> [Problem requirements]:
Write out the full set of records below exactly.

******************************

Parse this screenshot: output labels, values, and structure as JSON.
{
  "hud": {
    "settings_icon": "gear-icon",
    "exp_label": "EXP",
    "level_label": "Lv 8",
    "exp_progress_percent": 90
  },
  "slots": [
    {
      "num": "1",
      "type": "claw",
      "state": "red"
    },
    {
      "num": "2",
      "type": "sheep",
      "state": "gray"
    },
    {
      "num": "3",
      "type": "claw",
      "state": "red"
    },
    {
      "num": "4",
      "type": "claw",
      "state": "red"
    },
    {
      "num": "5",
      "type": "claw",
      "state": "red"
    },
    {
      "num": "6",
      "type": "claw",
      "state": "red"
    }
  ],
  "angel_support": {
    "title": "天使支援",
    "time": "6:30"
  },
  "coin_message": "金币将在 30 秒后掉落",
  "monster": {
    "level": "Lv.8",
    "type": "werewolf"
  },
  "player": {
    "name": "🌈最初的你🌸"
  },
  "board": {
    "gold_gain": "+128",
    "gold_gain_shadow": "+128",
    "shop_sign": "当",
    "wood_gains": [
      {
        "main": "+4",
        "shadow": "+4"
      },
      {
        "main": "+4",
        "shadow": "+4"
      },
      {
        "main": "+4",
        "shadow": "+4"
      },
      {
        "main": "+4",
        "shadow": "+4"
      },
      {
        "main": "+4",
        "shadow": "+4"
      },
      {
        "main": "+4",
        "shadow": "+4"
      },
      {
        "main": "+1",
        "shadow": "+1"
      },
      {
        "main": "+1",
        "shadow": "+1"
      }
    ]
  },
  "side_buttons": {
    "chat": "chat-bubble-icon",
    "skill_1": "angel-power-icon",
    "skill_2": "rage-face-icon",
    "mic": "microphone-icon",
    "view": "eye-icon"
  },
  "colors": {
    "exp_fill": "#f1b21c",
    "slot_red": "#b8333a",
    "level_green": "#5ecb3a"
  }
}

******************************

> [Complete answer]:
Parse this screenshot: output labels, values, and structure as JSON.
{
  "hud": {
    "settings_icon": "gear-icon",
    "exp_label": "EXP",
    "level_label": "Lv 8",
    "exp_progress_percent": 90
  },
  "slots": [
    {
      "num": "1",
      "type": "claw",
      "state": "red"
    },
    {
      "num": "2",
      "type": "sheep",
      "state": "gray"
    },
    {
      "num": "3",
      "type": "claw",
      "state": "red"
    },
    {
      "num": "4",
      "type": "claw",
      "state": "red"
    },
    {
      "num": "5",
      "type": "claw",
      "state": "red"
    },
    {
      "num": "6",
      "type": "claw",
      "state": "red"
    }
  ],
  "angel_support": {
    "title": "天使支援",
    "time": "6:30"
  },
  "coin_message": "金币将在 30 秒后掉落",
  "monster": {
    "level": "Lv.8",
    "type": "werewolf"
  },
  "player": {
    "name": "🌈最初的你🌸"
  },
  "board": {
    "gold_gain": "+128",
    "gold_gain_shadow": "+128",
    "shop_sign": "当",
    "wood_gains": [
      {
        "main": "+4",
        "shadow": "+4"
      },
      {
        "main": "+4",
        "shadow": "+4"
      },
      {
        "main": "+4",
        "shadow": "+4"
      },
      {
        "main": "+4",
        "shadow": "+4"
      },
      {
        "main": "+4",
        "shadow": "+4"
      },
      {
        "main": "+4",
        "shadow": "+4"
      },
      {
        "main": "+1",
        "shadow": "+1"
      },
      {
        "main": "+1",
        "shadow": "+1"
      }
    ]
  },
  "side_buttons": {
    "chat": "chat-bubble-icon",
    "skill_1": "angel-power-icon",
    "skill_2": "rage-face-icon",
    "mic": "microphone-icon",
    "view": "eye-icon"
  },
  "colors": {
    "exp_fill": "#f1b21c",
    "slot_red": "#b8333a",
    "level_green": "#5ecb3a"
  }
}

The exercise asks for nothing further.